Items from a data source
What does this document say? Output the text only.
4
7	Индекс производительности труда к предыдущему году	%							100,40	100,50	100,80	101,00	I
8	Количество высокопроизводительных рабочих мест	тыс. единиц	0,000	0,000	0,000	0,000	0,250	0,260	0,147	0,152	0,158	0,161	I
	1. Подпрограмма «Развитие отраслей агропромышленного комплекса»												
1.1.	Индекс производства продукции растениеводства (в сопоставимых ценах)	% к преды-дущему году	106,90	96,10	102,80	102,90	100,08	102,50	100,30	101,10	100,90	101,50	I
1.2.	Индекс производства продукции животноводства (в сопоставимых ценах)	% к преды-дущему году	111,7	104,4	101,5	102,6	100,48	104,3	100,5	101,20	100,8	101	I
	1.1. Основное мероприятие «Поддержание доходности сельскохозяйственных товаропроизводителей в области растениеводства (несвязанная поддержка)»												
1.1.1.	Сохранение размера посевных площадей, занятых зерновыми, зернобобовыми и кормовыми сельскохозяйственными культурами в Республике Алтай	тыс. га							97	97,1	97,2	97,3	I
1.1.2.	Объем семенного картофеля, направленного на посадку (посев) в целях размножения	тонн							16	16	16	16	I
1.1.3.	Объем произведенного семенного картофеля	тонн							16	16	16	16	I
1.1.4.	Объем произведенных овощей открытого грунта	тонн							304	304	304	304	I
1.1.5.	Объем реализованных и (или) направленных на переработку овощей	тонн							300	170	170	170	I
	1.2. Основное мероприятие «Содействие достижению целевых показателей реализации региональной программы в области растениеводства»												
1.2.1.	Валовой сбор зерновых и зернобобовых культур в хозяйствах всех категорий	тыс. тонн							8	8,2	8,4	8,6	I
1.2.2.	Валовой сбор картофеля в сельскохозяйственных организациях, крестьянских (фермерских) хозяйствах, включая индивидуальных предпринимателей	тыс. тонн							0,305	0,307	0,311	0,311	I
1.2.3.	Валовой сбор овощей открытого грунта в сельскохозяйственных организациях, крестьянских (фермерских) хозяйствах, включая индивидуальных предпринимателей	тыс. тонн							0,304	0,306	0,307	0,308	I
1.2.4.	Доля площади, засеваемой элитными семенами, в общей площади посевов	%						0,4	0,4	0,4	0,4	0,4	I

> **TASK PROMPT**
Using the records above, gather all lines where the string "производства" is present.

> **EXERCISE RESPONSE**
1.1.	Индекс производства продукции растениеводства (в сопоставимых ценах)	% к преды-дущему году	106,90	96,10	102,80	102,90	100,08	102,50	100,30	101,10	100,90	101,50	I
1.2.	Индекс производства продукции животноводства (в сопоставимых ценах)	% к преды-дущему году	111,7	104,4	101,5	102,6	100,48	104,3	100,5	101,20	100,8	101	I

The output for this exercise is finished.